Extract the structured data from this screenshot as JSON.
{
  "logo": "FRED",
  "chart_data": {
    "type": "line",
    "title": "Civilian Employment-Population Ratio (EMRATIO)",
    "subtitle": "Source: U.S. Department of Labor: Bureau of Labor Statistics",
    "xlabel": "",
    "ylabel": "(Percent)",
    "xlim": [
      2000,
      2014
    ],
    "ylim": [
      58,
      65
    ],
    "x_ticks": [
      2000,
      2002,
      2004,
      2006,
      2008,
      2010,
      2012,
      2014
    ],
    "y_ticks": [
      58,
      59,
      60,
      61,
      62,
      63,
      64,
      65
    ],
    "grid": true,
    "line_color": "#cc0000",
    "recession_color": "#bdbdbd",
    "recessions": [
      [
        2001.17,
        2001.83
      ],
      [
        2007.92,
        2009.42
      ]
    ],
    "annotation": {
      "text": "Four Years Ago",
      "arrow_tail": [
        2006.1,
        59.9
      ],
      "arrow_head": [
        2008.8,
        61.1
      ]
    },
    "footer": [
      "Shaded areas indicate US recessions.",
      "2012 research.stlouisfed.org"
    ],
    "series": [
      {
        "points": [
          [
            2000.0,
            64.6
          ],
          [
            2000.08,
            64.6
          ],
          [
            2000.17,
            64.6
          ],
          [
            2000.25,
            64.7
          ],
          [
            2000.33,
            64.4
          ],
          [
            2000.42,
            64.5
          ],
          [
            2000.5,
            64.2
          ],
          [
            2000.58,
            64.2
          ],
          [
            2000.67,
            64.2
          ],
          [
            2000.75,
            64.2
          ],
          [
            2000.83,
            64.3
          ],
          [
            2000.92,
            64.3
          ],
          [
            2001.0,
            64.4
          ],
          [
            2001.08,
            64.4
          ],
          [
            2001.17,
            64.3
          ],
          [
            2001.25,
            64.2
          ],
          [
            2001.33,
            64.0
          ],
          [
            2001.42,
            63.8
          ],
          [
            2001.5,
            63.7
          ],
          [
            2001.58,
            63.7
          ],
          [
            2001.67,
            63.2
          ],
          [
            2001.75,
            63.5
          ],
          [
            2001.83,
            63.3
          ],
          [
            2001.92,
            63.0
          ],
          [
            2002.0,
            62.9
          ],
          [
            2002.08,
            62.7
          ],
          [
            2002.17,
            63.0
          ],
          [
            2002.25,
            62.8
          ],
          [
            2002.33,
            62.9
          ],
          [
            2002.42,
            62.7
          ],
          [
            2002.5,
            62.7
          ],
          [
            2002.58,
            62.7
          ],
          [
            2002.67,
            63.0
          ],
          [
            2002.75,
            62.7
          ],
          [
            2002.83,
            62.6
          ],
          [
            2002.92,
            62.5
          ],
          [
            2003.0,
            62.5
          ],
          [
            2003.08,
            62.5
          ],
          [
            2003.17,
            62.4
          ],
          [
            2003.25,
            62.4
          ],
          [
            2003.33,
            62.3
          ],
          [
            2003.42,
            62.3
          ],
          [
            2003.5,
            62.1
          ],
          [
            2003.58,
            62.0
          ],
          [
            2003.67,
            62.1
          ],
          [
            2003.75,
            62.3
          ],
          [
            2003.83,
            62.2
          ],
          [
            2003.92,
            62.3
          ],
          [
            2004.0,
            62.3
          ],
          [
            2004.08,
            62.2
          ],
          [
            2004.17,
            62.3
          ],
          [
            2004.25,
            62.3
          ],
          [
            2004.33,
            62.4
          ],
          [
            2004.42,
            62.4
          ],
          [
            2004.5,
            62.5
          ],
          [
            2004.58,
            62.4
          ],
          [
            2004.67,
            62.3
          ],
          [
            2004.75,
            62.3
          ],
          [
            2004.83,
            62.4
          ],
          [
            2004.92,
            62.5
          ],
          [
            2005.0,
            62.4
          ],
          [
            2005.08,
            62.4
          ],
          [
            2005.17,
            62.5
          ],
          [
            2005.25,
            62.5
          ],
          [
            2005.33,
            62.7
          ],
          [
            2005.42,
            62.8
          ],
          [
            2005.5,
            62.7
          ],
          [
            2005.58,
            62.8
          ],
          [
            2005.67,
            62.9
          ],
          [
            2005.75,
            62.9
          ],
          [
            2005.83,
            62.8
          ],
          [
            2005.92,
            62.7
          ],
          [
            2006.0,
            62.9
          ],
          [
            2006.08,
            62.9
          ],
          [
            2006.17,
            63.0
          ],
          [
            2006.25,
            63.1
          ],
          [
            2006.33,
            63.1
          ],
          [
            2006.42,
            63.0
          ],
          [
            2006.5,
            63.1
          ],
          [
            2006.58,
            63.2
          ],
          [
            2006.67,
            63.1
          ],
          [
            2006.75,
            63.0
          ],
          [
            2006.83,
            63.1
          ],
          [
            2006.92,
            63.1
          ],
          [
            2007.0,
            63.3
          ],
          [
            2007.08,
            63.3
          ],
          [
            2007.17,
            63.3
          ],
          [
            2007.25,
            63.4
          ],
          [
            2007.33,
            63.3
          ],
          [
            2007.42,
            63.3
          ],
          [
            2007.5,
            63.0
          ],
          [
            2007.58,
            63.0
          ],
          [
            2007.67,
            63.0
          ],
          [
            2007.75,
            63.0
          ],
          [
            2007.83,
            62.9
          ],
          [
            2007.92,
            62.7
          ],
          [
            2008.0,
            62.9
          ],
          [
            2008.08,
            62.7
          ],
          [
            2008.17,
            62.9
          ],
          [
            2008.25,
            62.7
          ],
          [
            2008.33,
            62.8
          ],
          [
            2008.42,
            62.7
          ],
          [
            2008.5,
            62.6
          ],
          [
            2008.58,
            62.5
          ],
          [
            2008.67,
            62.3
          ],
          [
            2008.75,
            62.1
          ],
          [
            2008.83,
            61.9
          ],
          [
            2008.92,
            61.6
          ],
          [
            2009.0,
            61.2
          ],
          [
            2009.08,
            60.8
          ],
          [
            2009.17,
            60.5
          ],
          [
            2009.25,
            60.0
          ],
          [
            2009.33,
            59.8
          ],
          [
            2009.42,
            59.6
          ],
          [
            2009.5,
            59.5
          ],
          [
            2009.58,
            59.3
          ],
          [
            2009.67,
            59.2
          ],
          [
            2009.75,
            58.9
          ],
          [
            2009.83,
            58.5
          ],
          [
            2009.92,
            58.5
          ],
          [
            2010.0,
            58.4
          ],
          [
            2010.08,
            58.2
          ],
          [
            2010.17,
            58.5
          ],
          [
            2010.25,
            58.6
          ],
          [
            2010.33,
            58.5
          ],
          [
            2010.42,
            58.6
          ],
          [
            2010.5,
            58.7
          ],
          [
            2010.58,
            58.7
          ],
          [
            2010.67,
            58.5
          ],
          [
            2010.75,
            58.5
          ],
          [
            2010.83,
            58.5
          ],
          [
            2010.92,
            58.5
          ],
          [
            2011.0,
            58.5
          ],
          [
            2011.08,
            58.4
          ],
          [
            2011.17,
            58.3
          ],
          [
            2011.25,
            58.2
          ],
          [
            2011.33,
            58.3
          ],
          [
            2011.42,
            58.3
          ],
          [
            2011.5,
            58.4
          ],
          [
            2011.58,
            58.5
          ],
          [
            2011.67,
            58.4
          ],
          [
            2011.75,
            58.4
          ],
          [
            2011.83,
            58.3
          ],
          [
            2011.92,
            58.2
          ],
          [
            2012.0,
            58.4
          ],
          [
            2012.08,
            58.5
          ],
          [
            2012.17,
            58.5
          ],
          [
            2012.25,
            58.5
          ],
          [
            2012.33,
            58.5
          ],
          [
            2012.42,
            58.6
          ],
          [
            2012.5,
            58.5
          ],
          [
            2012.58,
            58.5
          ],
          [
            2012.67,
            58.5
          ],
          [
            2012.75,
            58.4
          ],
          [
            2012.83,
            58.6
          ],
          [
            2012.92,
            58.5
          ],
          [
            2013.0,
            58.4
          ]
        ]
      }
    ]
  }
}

┄┄┄┄┄┄┄┄┄┄┄┄┄┄┄┄┄┄┄┄

(SHORT TASK) Pick out each line containing the string "recessions" and copy it.

(SOLUTION TO THE PROBLEM)
    "recessions": [
      "Shaded areas indicate US recessions.",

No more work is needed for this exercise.